-- START Data extract --

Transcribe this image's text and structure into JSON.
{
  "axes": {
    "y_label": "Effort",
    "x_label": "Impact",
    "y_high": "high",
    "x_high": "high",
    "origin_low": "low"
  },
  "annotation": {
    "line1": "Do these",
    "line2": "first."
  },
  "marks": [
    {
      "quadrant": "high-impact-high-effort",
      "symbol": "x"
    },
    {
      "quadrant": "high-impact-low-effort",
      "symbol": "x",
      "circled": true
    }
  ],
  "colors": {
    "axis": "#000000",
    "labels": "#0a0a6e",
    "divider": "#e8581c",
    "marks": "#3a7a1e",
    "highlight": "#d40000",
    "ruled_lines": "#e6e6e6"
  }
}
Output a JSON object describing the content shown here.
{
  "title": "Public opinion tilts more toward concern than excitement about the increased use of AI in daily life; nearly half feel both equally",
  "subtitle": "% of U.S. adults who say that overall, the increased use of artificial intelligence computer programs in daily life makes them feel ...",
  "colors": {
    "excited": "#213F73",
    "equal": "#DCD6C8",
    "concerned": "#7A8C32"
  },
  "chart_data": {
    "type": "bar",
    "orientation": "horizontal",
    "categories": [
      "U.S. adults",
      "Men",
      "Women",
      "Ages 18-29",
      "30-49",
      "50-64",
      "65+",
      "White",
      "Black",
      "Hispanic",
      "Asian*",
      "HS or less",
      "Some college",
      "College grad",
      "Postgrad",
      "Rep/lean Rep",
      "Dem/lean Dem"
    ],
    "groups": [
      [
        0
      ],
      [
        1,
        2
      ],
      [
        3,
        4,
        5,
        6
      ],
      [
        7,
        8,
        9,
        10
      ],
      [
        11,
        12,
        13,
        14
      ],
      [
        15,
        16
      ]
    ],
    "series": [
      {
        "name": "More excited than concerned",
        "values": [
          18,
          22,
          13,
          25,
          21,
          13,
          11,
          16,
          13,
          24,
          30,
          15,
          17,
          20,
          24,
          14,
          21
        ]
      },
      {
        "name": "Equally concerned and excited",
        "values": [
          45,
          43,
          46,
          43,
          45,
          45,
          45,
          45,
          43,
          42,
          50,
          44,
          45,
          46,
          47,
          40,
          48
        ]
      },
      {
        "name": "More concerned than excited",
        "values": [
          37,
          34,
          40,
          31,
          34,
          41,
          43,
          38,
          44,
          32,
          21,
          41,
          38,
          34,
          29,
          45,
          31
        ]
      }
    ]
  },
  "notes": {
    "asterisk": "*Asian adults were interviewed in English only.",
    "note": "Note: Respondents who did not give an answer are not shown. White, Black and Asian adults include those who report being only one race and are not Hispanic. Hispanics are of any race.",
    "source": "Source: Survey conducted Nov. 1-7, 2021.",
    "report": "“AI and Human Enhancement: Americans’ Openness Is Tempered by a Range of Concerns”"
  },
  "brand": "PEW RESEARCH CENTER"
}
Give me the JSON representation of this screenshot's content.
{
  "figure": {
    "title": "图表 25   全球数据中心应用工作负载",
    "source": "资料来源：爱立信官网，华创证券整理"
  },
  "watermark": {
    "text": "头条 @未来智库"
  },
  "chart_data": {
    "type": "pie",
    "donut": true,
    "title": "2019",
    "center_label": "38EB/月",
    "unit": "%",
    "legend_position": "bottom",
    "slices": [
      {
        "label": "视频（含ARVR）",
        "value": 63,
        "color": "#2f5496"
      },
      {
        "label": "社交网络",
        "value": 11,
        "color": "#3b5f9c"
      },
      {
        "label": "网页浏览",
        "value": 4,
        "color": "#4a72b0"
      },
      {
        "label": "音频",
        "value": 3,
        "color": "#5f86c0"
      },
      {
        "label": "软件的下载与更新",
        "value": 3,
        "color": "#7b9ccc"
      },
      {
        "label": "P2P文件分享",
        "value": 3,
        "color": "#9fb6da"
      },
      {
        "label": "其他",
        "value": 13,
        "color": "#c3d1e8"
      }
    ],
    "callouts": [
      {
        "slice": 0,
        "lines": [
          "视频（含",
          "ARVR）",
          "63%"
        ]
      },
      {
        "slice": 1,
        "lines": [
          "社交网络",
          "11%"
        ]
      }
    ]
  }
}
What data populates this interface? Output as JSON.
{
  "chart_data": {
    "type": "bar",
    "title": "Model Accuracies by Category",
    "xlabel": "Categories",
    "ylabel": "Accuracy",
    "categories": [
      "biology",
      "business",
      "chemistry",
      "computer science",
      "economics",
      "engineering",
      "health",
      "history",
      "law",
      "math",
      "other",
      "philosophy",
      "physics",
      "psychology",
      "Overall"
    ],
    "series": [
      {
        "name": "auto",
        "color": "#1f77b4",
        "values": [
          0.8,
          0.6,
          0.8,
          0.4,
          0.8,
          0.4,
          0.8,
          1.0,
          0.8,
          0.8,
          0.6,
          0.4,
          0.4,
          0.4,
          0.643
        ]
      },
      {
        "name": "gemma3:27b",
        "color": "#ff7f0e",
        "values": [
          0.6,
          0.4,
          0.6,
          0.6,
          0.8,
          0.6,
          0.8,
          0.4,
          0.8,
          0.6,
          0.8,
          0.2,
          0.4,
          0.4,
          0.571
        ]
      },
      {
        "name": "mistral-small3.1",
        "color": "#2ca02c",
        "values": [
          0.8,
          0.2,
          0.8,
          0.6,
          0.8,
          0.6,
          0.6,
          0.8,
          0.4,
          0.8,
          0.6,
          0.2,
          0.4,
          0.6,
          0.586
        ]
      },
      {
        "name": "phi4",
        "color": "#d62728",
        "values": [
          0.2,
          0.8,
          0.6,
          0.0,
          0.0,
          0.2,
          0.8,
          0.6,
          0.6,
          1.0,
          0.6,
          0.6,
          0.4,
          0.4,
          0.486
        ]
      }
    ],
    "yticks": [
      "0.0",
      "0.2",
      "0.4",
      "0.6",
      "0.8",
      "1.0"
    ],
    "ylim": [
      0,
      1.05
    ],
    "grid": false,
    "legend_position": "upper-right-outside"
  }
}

-- END Data extract --

Exercise description: Without changing a word, restate the whole listing.

The result:
Transcribe this image's text and structure into JSON.
{
  "axes": {
    "y_label": "Effort",
    "x_label": "Impact",
    "y_high": "high",
    "x_high": "high",
    "origin_low": "low"
  },
  "annotation": {
    "line1": "Do these",
    "line2": "first."
  },
  "marks": [
    {
      "quadrant": "high-impact-high-effort",
      "symbol": "x"
    },
    {
      "quadrant": "high-impact-low-effort",
      "symbol": "x",
      "circled": true
    }
  ],
  "colors": {
    "axis": "#000000",
    "labels": "#0a0a6e",
    "divider": "#e8581c",
    "marks": "#3a7a1e",
    "highlight": "#d40000",
    "ruled_lines": "#e6e6e6"
  }
}
Output a JSON object describing the content shown here.
{
  "title": "Public opinion tilts more toward concern than excitement about the increased use of AI in daily life; nearly half feel both equally",
  "subtitle": "% of U.S. adults who say that overall, the increased use of artificial intelligence computer programs in daily life makes them feel ...",
  "colors": {
    "excited": "#213F73",
    "equal": "#DCD6C8",
    "concerned": "#7A8C32"
  },
  "chart_data": {
    "type": "bar",
    "orientation": "horizontal",
    "categories": [
      "U.S. adults",
      "Men",
      "Women",
      "Ages 18-29",
      "30-49",
      "50-64",
      "65+",
      "White",
      "Black",
      "Hispanic",
      "Asian*",
      "HS or less",
      "Some college",
      "College grad",
      "Postgrad",
      "Rep/lean Rep",
      "Dem/lean Dem"
    ],
    "groups": [
      [
        0
      ],
      [
        1,
        2
      ],
      [
        3,
        4,
        5,
        6
      ],
      [
        7,
        8,
        9,
        10
      ],
      [
        11,
        12,
        13,
        14
      ],
      [
        15,
        16
      ]
    ],
    "series": [
      {
        "name": "More excited than concerned",
        "values": [
          18,
          22,
          13,
          25,
          21,
          13,
          11,
          16,
          13,
          24,
          30,
          15,
          17,
          20,
          24,
          14,
          21
        ]
      },
      {
        "name": "Equally concerned and excited",
        "values": [
          45,
          43,
          46,
          43,
          45,
          45,
          45,
          45,
          43,
          42,
          50,
          44,
          45,
          46,
          47,
          40,
          48
        ]
      },
      {
        "name": "More concerned than excited",
        "values": [
          37,
          34,
          40,
          31,
          34,
          41,
          43,
          38,
          44,
          32,
          21,
          41,
          38,
          34,
          29,
          45,
          31
        ]
      }
    ]
  },
  "notes": {
    "asterisk": "*Asian adults were interviewed in English only.",
    "note": "Note: Respondents who did not give an answer are not shown. White, Black and Asian adults include those who report being only one race and are not Hispanic. Hispanics are of any race.",
    "source": "Source: Survey conducted Nov. 1-7, 2021.",
    "report": "“AI and Human Enhancement: Americans’ Openness Is Tempered by a Range of Concerns”"
  },
  "brand": "PEW RESEARCH CENTER"
}
Give me the JSON representation of this screenshot's content.
{
  "figure": {
    "title": "图表 25   全球数据中心应用工作负载",
    "source": "资料来源：爱立信官网，华创证券整理"
  },
  "watermark": {
    "text": "头条 @未来智库"
  },
  "chart_data": {
    "type": "pie",
    "donut": true,
    "title": "2019",
    "center_label": "38EB/月",
    "unit": "%",
    "legend_position": "bottom",
    "slices": [
      {
        "label": "视频（含ARVR）",
        "value": 63,
        "color": "#2f5496"
      },
      {
        "label": "社交网络",
        "value": 11,
        "color": "#3b5f9c"
      },
      {
        "label": "网页浏览",
        "value": 4,
        "color": "#4a72b0"
      },
      {
        "label": "音频",
        "value": 3,
        "color": "#5f86c0"
      },
      {
        "label": "软件的下载与更新",
        "value": 3,
        "color": "#7b9ccc"
      },
      {
        "label": "P2P文件分享",
        "value": 3,
        "color": "#9fb6da"
      },
      {
        "label": "其他",
        "value": 13,
        "color": "#c3d1e8"
      }
    ],
    "callouts": [
      {
        "slice": 0,
        "lines": [
          "视频（含",
          "ARVR）",
          "63%"
        ]
      },
      {
        "slice": 1,
        "lines": [
          "社交网络",
          "11%"
        ]
      }
    ]
  }
}
What data populates this interface? Output as JSON.
{
  "chart_data": {
    "type": "bar",
    "title": "Model Accuracies by Category",
    "xlabel": "Categories",
    "ylabel": "Accuracy",
    "categories": [
      "biology",
      "business",
      "chemistry",
      "computer science",
      "economics",
      "engineering",
      "health",
      "history",
      "law",
      "math",
      "other",
      "philosophy",
      "physics",
      "psychology",
      "Overall"
    ],
    "series": [
      {
        "name": "auto",
        "color": "#1f77b4",
        "values": [
          0.8,
          0.6,
          0.8,
          0.4,
          0.8,
          0.4,
          0.8,
          1.0,
          0.8,
          0.8,
          0.6,
          0.4,
          0.4,
          0.4,
          0.643
        ]
      },
      {
        "name": "gemma3:27b",
        "color": "#ff7f0e",
        "values": [
          0.6,
          0.4,
          0.6,
          0.6,
          0.8,
          0.6,
          0.8,
          0.4,
          0.8,
          0.6,
          0.8,
          0.2,
          0.4,
          0.4,
          0.571
        ]
      },
      {
        "name": "mistral-small3.1",
        "color": "#2ca02c",
        "values": [
          0.8,
          0.2,
          0.8,
          0.6,
          0.8,
          0.6,
          0.6,
          0.8,
          0.4,
          0.8,
          0.6,
          0.2,
          0.4,
          0.6,
          0.586
        ]
      },
      {
        "name": "phi4",
        "color": "#d62728",
        "values": [
          0.2,
          0.8,
          0.6,
          0.0,
          0.0,
          0.2,
          0.8,
          0.6,
          0.6,
          1.0,
          0.6,
          0.6,
          0.4,
          0.4,
          0.486
        ]
      }
    ],
    "yticks": [
      "0.0",
      "0.2",
      "0.4",
      "0.6",
      "0.8",
      "1.0"
    ],
    "ylim": [
      0,
      1.05
    ],
    "grid": false,
    "legend_position": "upper-right-outside"
  }
}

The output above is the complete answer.